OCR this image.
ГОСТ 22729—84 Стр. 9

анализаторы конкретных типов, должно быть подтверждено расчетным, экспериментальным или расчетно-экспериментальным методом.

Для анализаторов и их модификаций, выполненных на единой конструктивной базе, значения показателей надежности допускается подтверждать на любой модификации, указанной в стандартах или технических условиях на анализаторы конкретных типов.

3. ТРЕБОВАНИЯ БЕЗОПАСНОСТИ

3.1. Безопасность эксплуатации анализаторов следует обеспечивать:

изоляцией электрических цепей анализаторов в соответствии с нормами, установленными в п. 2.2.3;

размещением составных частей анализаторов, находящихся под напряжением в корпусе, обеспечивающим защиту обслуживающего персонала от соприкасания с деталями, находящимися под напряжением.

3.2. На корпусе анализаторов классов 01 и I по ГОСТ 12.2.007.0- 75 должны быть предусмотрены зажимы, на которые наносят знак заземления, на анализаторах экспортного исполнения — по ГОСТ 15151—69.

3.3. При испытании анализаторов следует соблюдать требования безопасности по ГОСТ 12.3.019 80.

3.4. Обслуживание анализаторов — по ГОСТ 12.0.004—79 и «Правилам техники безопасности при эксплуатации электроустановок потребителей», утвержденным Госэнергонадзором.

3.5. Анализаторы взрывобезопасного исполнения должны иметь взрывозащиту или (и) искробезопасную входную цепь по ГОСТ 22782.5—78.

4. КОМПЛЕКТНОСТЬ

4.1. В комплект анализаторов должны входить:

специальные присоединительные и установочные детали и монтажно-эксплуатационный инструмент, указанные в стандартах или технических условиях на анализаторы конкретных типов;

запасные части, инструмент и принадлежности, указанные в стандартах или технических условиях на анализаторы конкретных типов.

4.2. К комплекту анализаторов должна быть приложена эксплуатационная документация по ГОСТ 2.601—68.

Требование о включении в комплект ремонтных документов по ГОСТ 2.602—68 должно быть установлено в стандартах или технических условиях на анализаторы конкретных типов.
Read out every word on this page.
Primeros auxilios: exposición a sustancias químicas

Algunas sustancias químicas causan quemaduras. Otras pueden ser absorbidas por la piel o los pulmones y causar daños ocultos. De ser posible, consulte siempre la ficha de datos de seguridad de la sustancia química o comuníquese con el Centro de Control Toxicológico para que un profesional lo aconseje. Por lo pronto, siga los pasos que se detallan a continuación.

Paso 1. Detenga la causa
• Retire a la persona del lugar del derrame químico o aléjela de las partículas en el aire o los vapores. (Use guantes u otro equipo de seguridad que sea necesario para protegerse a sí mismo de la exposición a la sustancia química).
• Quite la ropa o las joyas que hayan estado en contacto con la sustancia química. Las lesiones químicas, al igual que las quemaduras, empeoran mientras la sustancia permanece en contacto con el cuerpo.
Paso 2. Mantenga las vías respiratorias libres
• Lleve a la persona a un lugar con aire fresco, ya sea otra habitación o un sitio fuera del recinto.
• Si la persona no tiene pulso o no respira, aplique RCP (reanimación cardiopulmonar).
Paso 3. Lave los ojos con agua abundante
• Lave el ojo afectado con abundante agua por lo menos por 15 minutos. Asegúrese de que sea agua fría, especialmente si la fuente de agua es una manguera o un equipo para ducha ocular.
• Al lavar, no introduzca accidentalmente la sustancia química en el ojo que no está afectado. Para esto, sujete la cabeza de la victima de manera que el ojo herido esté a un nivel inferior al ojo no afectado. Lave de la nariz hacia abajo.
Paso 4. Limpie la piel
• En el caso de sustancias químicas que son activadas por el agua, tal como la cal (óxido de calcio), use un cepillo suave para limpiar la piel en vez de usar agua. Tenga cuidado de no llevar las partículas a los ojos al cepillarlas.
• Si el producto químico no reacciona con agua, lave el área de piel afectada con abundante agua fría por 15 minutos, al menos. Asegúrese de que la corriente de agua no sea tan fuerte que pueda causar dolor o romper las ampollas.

· · · · ·

--- Set task ---
Retype every record above exactly as written.

--- Exercise result ---
OCR this image.
ГОСТ 22729—84 Стр. 9

анализаторы конкретных типов, должно быть подтверждено расчетным, экспериментальным или расчетно-экспериментальным методом.

Для анализаторов и их модификаций, выполненных на единой конструктивной базе, значения показателей надежности допускается подтверждать на любой модификации, указанной в стандартах или технических условиях на анализаторы конкретных типов.

3. ТРЕБОВАНИЯ БЕЗОПАСНОСТИ

3.1. Безопасность эксплуатации анализаторов следует обеспечивать:

изоляцией электрических цепей анализаторов в соответствии с нормами, установленными в п. 2.2.3;

размещением составных частей анализаторов, находящихся под напряжением в корпусе, обеспечивающим защиту обслуживающего персонала от соприкасания с деталями, находящимися под напряжением.

3.2. На корпусе анализаторов классов 01 и I по ГОСТ 12.2.007.0- 75 должны быть предусмотрены зажимы, на которые наносят знак заземления, на анализаторах экспортного исполнения — по ГОСТ 15151—69.

3.3. При испытании анализаторов следует соблюдать требования безопасности по ГОСТ 12.3.019 80.

3.4. Обслуживание анализаторов — по ГОСТ 12.0.004—79 и «Правилам техники безопасности при эксплуатации электроустановок потребителей», утвержденным Госэнергонадзором.

3.5. Анализаторы взрывобезопасного исполнения должны иметь взрывозащиту или (и) искробезопасную входную цепь по ГОСТ 22782.5—78.

4. КОМПЛЕКТНОСТЬ

4.1. В комплект анализаторов должны входить:

специальные присоединительные и установочные детали и монтажно-эксплуатационный инструмент, указанные в стандартах или технических условиях на анализаторы конкретных типов;

запасные части, инструмент и принадлежности, указанные в стандартах или технических условиях на анализаторы конкретных типов.

4.2. К комплекту анализаторов должна быть приложена эксплуатационная документация по ГОСТ 2.601—68.

Требование о включении в комплект ремонтных документов по ГОСТ 2.602—68 должно быть установлено в стандартах или технических условиях на анализаторы конкретных типов.
Read out every word on this page.
Primeros auxilios: exposición a sustancias químicas

Algunas sustancias químicas causan quemaduras. Otras pueden ser absorbidas por la piel o los pulmones y causar daños ocultos. De ser posible, consulte siempre la ficha de datos de seguridad de la sustancia química o comuníquese con el Centro de Control Toxicológico para que un profesional lo aconseje. Por lo pronto, siga los pasos que se detallan a continuación.

Paso 1. Detenga la causa
• Retire a la persona del lugar del derrame químico o aléjela de las partículas en el aire o los vapores. (Use guantes u otro equipo de seguridad que sea necesario para protegerse a sí mismo de la exposición a la sustancia química).
• Quite la ropa o las joyas que hayan estado en contacto con la sustancia química. Las lesiones químicas, al igual que las quemaduras, empeoran mientras la sustancia permanece en contacto con el cuerpo.
Paso 2. Mantenga las vías respiratorias libres
• Lleve a la persona a un lugar con aire fresco, ya sea otra habitación o un sitio fuera del recinto.
• Si la persona no tiene pulso o no respira, aplique RCP (reanimación cardiopulmonar).
Paso 3. Lave los ojos con agua abundante
• Lave el ojo afectado con abundante agua por lo menos por 15 minutos. Asegúrese de que sea agua fría, especialmente si la fuente de agua es una manguera o un equipo para ducha ocular.
• Al lavar, no introduzca accidentalmente la sustancia química en el ojo que no está afectado. Para esto, sujete la cabeza de la victima de manera que el ojo herido esté a un nivel inferior al ojo no afectado. Lave de la nariz hacia abajo.
Paso 4. Limpie la piel
• En el caso de sustancias químicas que son activadas por el agua, tal como la cal (óxido de calcio), use un cepillo suave para limpiar la piel en vez de usar agua. Tenga cuidado de no llevar las partículas a los ojos al cepillarlas.
• Si el producto químico no reacciona con agua, lave el área de piel afectada con abundante agua fría por 15 minutos, al menos. Asegúrese de que la corriente de agua no sea tan fuerte que pueda causar dolor o romper las ampollas.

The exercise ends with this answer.